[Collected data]
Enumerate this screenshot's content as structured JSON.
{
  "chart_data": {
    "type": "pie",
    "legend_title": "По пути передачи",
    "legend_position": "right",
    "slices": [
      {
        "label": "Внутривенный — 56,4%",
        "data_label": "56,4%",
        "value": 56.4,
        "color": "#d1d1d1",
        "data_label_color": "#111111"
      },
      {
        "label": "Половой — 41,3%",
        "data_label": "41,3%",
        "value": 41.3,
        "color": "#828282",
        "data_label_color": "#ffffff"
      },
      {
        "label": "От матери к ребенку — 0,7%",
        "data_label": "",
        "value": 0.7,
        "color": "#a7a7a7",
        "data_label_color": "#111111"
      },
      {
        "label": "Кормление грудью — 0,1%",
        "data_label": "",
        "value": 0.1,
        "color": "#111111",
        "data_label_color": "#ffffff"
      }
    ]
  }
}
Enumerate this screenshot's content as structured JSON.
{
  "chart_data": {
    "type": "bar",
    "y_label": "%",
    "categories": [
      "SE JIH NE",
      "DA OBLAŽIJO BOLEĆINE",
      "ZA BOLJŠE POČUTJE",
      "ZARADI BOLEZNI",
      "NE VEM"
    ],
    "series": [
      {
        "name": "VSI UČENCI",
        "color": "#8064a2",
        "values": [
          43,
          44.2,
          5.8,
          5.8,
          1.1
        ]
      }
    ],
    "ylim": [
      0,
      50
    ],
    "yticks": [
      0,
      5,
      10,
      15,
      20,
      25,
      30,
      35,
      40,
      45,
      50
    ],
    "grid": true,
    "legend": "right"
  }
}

*EXERCISE DETAILS*
Set out the complete listing exactly as shown.

*EXERCISE OUTPUT*
Enumerate this screenshot's content as structured JSON.
{
  "chart_data": {
    "type": "pie",
    "legend_title": "По пути передачи",
    "legend_position": "right",
    "slices": [
      {
        "label": "Внутривенный — 56,4%",
        "data_label": "56,4%",
        "value": 56.4,
        "color": "#d1d1d1",
        "data_label_color": "#111111"
      },
      {
        "label": "Половой — 41,3%",
        "data_label": "41,3%",
        "value": 41.3,
        "color": "#828282",
        "data_label_color": "#ffffff"
      },
      {
        "label": "От матери к ребенку — 0,7%",
        "data_label": "",
        "value": 0.7,
        "color": "#a7a7a7",
        "data_label_color": "#111111"
      },
      {
        "label": "Кормление грудью — 0,1%",
        "data_label": "",
        "value": 0.1,
        "color": "#111111",
        "data_label_color": "#ffffff"
      }
    ]
  }
}
Enumerate this screenshot's content as structured JSON.
{
  "chart_data": {
    "type": "bar",
    "y_label": "%",
    "categories": [
      "SE JIH NE",
      "DA OBLAŽIJO BOLEĆINE",
      "ZA BOLJŠE POČUTJE",
      "ZARADI BOLEZNI",
      "NE VEM"
    ],
    "series": [
      {
        "name": "VSI UČENCI",
        "color": "#8064a2",
        "values": [
          43,
          44.2,
          5.8,
          5.8,
          1.1
        ]
      }
    ],
    "ylim": [
      0,
      50
    ],
    "yticks": [
      0,
      5,
      10,
      15,
      20,
      25,
      30,
      35,
      40,
      45,
      50
    ],
    "grid": true,
    "legend": "right"
  }
}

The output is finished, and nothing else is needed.